» **Work instructions**
Write out all of the lines below, exactly and completely.

╭─ Data entries

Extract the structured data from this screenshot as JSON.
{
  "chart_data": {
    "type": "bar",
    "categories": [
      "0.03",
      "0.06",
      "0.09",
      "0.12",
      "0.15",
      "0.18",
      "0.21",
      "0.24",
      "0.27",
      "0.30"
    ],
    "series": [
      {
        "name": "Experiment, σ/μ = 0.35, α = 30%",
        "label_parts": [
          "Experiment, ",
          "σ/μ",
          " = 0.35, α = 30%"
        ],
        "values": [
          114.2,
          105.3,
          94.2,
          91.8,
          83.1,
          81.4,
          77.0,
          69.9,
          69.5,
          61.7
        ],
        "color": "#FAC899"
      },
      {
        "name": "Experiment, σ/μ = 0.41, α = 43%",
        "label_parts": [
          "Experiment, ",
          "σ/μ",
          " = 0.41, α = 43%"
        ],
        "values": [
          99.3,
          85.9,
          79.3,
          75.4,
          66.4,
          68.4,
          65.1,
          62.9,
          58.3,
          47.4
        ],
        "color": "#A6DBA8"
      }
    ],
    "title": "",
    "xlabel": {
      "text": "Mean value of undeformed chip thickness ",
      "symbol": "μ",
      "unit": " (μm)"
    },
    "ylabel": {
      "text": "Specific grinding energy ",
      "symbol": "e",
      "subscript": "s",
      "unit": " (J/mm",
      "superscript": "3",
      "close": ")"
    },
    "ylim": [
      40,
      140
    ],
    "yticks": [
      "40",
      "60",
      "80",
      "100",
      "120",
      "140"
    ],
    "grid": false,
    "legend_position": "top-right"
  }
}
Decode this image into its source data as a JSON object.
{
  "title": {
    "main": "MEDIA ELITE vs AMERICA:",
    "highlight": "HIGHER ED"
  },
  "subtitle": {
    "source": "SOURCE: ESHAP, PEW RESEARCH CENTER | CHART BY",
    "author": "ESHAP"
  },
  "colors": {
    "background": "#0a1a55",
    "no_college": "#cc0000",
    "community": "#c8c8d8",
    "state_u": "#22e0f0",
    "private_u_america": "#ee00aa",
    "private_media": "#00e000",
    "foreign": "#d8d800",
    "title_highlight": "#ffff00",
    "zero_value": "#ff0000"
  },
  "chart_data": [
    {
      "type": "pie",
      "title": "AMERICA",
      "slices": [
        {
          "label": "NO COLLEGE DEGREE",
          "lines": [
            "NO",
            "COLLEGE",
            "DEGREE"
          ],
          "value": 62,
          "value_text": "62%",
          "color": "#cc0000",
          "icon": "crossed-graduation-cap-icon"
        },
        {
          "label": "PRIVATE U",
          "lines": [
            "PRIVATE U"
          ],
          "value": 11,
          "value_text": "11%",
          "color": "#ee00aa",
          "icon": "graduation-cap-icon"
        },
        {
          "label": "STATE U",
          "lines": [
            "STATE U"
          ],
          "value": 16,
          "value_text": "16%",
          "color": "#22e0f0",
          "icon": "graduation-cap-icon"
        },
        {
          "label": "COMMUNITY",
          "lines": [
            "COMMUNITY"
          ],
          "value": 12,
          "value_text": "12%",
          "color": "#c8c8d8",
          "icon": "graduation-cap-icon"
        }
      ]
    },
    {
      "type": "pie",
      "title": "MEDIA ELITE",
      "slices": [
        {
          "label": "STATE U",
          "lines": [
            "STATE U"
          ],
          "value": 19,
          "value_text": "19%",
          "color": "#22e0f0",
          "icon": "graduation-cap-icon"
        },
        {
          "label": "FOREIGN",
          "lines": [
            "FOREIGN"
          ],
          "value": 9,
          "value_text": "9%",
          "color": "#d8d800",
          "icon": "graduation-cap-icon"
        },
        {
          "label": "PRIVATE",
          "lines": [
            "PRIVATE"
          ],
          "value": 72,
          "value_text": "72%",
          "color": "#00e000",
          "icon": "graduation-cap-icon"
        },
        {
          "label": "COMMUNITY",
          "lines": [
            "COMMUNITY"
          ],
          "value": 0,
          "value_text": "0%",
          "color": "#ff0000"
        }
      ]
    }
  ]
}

╰─

» **Task output**
Extract the structured data from this screenshot as JSON.
{
  "chart_data": {
    "type": "bar",
    "categories": [
      "0.03",
      "0.06",
      "0.09",
      "0.12",
      "0.15",
      "0.18",
      "0.21",
      "0.24",
      "0.27",
      "0.30"
    ],
    "series": [
      {
        "name": "Experiment, σ/μ = 0.35, α = 30%",
        "label_parts": [
          "Experiment, ",
          "σ/μ",
          " = 0.35, α = 30%"
        ],
        "values": [
          114.2,
          105.3,
          94.2,
          91.8,
          83.1,
          81.4,
          77.0,
          69.9,
          69.5,
          61.7
        ],
        "color": "#FAC899"
      },
      {
        "name": "Experiment, σ/μ = 0.41, α = 43%",
        "label_parts": [
          "Experiment, ",
          "σ/μ",
          " = 0.41, α = 43%"
        ],
        "values": [
          99.3,
          85.9,
          79.3,
          75.4,
          66.4,
          68.4,
          65.1,
          62.9,
          58.3,
          47.4
        ],
        "color": "#A6DBA8"
      }
    ],
    "title": "",
    "xlabel": {
      "text": "Mean value of undeformed chip thickness ",
      "symbol": "μ",
      "unit": " (μm)"
    },
    "ylabel": {
      "text": "Specific grinding energy ",
      "symbol": "e",
      "subscript": "s",
      "unit": " (J/mm",
      "superscript": "3",
      "close": ")"
    },
    "ylim": [
      40,
      140
    ],
    "yticks": [
      "40",
      "60",
      "80",
      "100",
      "120",
      "140"
    ],
    "grid": false,
    "legend_position": "top-right"
  }
}
Decode this image into its source data as a JSON object.
{
  "title": {
    "main": "MEDIA ELITE vs AMERICA:",
    "highlight": "HIGHER ED"
  },
  "subtitle": {
    "source": "SOURCE: ESHAP, PEW RESEARCH CENTER | CHART BY",
    "author": "ESHAP"
  },
  "colors": {
    "background": "#0a1a55",
    "no_college": "#cc0000",
    "community": "#c8c8d8",
    "state_u": "#22e0f0",
    "private_u_america": "#ee00aa",
    "private_media": "#00e000",
    "foreign": "#d8d800",
    "title_highlight": "#ffff00",
    "zero_value": "#ff0000"
  },
  "chart_data": [
    {
      "type": "pie",
      "title": "AMERICA",
      "slices": [
        {
          "label": "NO COLLEGE DEGREE",
          "lines": [
            "NO",
            "COLLEGE",
            "DEGREE"
          ],
          "value": 62,
          "value_text": "62%",
          "color": "#cc0000",
          "icon": "crossed-graduation-cap-icon"
        },
        {
          "label": "PRIVATE U",
          "lines": [
            "PRIVATE U"
          ],
          "value": 11,
          "value_text": "11%",
          "color": "#ee00aa",
          "icon": "graduation-cap-icon"
        },
        {
          "label": "STATE U",
          "lines": [
            "STATE U"
          ],
          "value": 16,
          "value_text": "16%",
          "color": "#22e0f0",
          "icon": "graduation-cap-icon"
        },
        {
          "label": "COMMUNITY",
          "lines": [
            "COMMUNITY"
          ],
          "value": 12,
          "value_text": "12%",
          "color": "#c8c8d8",
          "icon": "graduation-cap-icon"
        }
      ]
    },
    {
      "type": "pie",
      "title": "MEDIA ELITE",
      "slices": [
        {
          "label": "STATE U",
          "lines": [
            "STATE U"
          ],
          "value": 19,
          "value_text": "19%",
          "color": "#22e0f0",
          "icon": "graduation-cap-icon"
        },
        {
          "label": "FOREIGN",
          "lines": [
            "FOREIGN"
          ],
          "value": 9,
          "value_text": "9%",
          "color": "#d8d800",
          "icon": "graduation-cap-icon"
        },
        {
          "label": "PRIVATE",
          "lines": [
            "PRIVATE"
          ],
          "value": 72,
          "value_text": "72%",
          "color": "#00e000",
          "icon": "graduation-cap-icon"
        },
        {
          "label": "COMMUNITY",
          "lines": [
            "COMMUNITY"
          ],
          "value": 0,
          "value_text": "0%",
          "color": "#ff0000"
        }
      ]
    }
  ]
}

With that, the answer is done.